> [What is being asked] Output each entry below as it stands, leaving out every picture.

══ Given data

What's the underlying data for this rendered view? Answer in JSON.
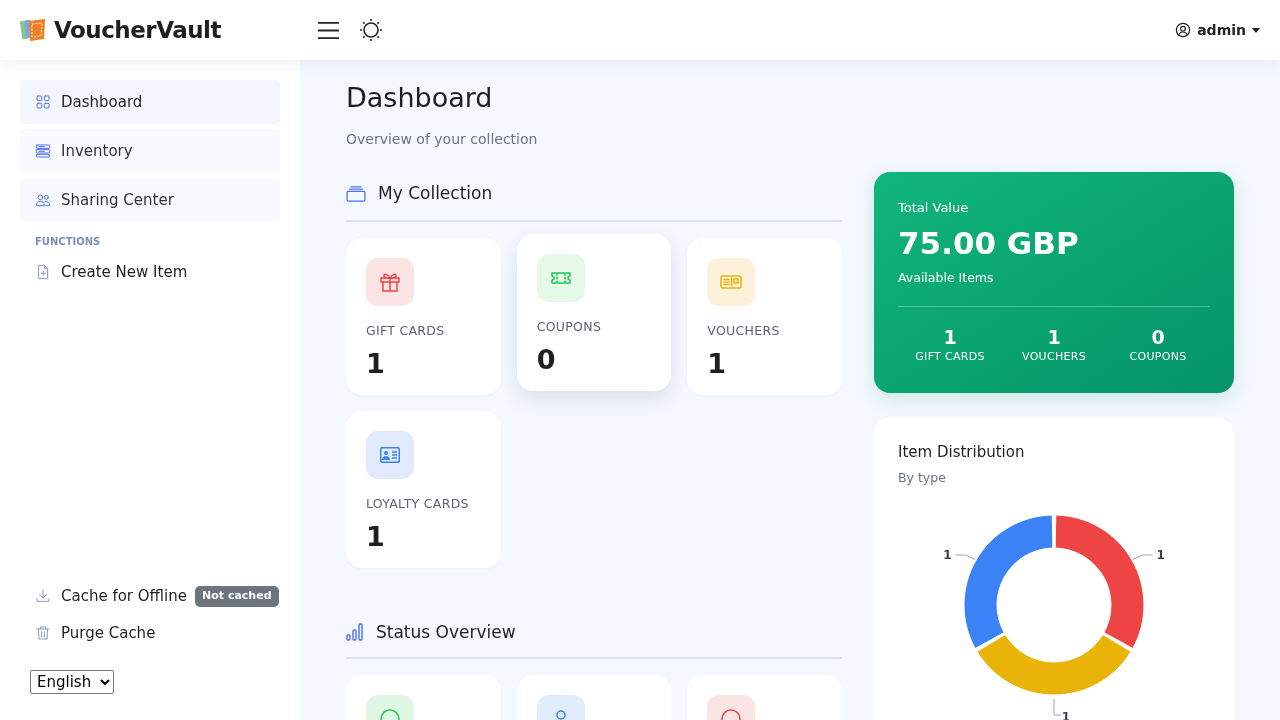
{
  "header": {
    "brand": "VoucherVault",
    "user": "admin"
  },
  "sidebar": {
    "items": [
      {
        "label": "Dashboard",
        "kind": "grid",
        "selected": true
      },
      {
        "label": "Inventory",
        "kind": "list",
        "selected": false
      },
      {
        "label": "Sharing Center",
        "kind": "users",
        "selected": false
      }
    ],
    "section": "FUNCTIONS",
    "functions": [
      {
        "label": "Create New Item",
        "kind": "file"
      }
    ],
    "bottom": [
      {
        "label": "Cache for Offline",
        "kind": "download",
        "badge": "Not cached"
      },
      {
        "label": "Purge Cache",
        "kind": "trash"
      }
    ],
    "language": "English"
  },
  "page": {
    "title": "Dashboard",
    "subtitle": "Overview of your collection"
  },
  "collection": {
    "title": "My Collection",
    "cards": [
      {
        "kind": "gift",
        "label": "GIFT CARDS",
        "count": "1",
        "hovered": false
      },
      {
        "kind": "coupon",
        "label": "COUPONS",
        "count": "0",
        "hovered": true
      },
      {
        "kind": "voucher",
        "label": "VOUCHERS",
        "count": "1",
        "hovered": false
      },
      {
        "kind": "loyalty",
        "label": "LOYALTY CARDS",
        "count": "1",
        "hovered": false
      }
    ]
  },
  "status": {
    "title": "Status Overview",
    "cards": [
      {
        "kind": "valid"
      },
      {
        "kind": "pending"
      },
      {
        "kind": "expired"
      }
    ]
  },
  "total": {
    "label": "Total Value",
    "value": "75.00 GBP",
    "sublabel": "Available Items",
    "stats": [
      {
        "count": "1",
        "label": "GIFT CARDS"
      },
      {
        "count": "1",
        "label": "VOUCHERS"
      },
      {
        "count": "0",
        "label": "COUPONS"
      }
    ]
  },
  "distribution": {
    "title": "Item Distribution",
    "subtitle": "By type",
    "chart_data": {
      "type": "donut",
      "data_labels": true,
      "values": [
        1,
        1,
        1
      ]
    }
  }
}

════

> [Written solution]
What's the underlying data for this rendered view? Answer in JSON.
{
  "header": {
    "brand": "VoucherVault",
    "user": "admin"
  },
  "sidebar": {
    "items": [
      {
        "label": "Dashboard",
        "kind": "grid",
        "selected": true
      },
      {
        "label": "Inventory",
        "kind": "list",
        "selected": false
      },
      {
        "label": "Sharing Center",
        "kind": "users",
        "selected": false
      }
    ],
    "section": "FUNCTIONS",
    "functions": [
      {
        "label": "Create New Item",
        "kind": "file"
      }
    ],
    "bottom": [
      {
        "label": "Cache for Offline",
        "kind": "download",
        "badge": "Not cached"
      },
      {
        "label": "Purge Cache",
        "kind": "trash"
      }
    ],
    "language": "English"
  },
  "page": {
    "title": "Dashboard",
    "subtitle": "Overview of your collection"
  },
  "collection": {
    "title": "My Collection",
    "cards": [
      {
        "kind": "gift",
        "label": "GIFT CARDS",
        "count": "1",
        "hovered": false
      },
      {
        "kind": "coupon",
        "label": "COUPONS",
        "count": "0",
        "hovered": true
      },
      {
        "kind": "voucher",
        "label": "VOUCHERS",
        "count": "1",
        "hovered": false
      },
      {
        "kind": "loyalty",
        "label": "LOYALTY CARDS",
        "count": "1",
        "hovered": false
      }
    ]
  },
  "status": {
    "title": "Status Overview",
    "cards": [
      {
        "kind": "valid"
      },
      {
        "kind": "pending"
      },
      {
        "kind": "expired"
      }
    ]
  },
  "total": {
    "label": "Total Value",
    "value": "75.00 GBP",
    "sublabel": "Available Items",
    "stats": [
      {
        "count": "1",
        "label": "GIFT CARDS"
      },
      {
        "count": "1",
        "label": "VOUCHERS"
      },
      {
        "count": "0",
        "label": "COUPONS"
      }
    ]
  },
  "distribution": {
    "title": "Item Distribution",
    "subtitle": "By type",
    "chart_data": {
      "type": "donut",
      "data_labels": true,
      "values": [
        1,
        1,
        1
      ]
    }
  }
}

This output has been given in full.